▶ [Work required]: From the listing below, pull each line that includes "rest".

--- The data Enclosed Below ---

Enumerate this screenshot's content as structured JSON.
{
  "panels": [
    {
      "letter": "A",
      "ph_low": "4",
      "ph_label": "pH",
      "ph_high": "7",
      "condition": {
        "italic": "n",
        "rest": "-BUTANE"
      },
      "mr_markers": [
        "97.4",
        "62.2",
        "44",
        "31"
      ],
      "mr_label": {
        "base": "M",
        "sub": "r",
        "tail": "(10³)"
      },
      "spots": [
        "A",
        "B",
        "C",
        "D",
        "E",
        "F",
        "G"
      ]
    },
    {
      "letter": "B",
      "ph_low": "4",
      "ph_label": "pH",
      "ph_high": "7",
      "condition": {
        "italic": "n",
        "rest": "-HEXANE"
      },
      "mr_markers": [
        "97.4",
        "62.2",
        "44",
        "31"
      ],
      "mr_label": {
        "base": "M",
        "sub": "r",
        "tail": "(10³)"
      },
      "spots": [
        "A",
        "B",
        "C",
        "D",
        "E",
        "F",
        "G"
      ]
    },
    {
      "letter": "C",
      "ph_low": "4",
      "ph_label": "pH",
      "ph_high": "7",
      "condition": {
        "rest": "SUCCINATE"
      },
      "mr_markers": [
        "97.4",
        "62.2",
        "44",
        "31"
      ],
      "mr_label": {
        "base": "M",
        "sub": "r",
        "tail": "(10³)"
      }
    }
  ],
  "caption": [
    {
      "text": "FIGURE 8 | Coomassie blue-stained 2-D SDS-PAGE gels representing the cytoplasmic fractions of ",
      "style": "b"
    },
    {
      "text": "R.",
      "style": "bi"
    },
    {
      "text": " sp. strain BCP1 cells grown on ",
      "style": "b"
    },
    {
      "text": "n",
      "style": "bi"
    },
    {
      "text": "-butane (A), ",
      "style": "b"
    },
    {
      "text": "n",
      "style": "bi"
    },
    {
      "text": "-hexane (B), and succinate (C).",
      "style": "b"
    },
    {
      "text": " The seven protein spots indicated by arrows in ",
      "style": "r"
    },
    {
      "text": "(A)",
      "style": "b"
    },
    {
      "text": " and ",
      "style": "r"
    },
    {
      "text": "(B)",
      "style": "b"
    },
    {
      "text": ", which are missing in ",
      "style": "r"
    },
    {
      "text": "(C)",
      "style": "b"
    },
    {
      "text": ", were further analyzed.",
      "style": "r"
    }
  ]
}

--- End of Enclosed The data ---

▶ [Output]:
        "rest": "-BUTANE"
        "rest": "-HEXANE"
        "rest": "SUCCINATE"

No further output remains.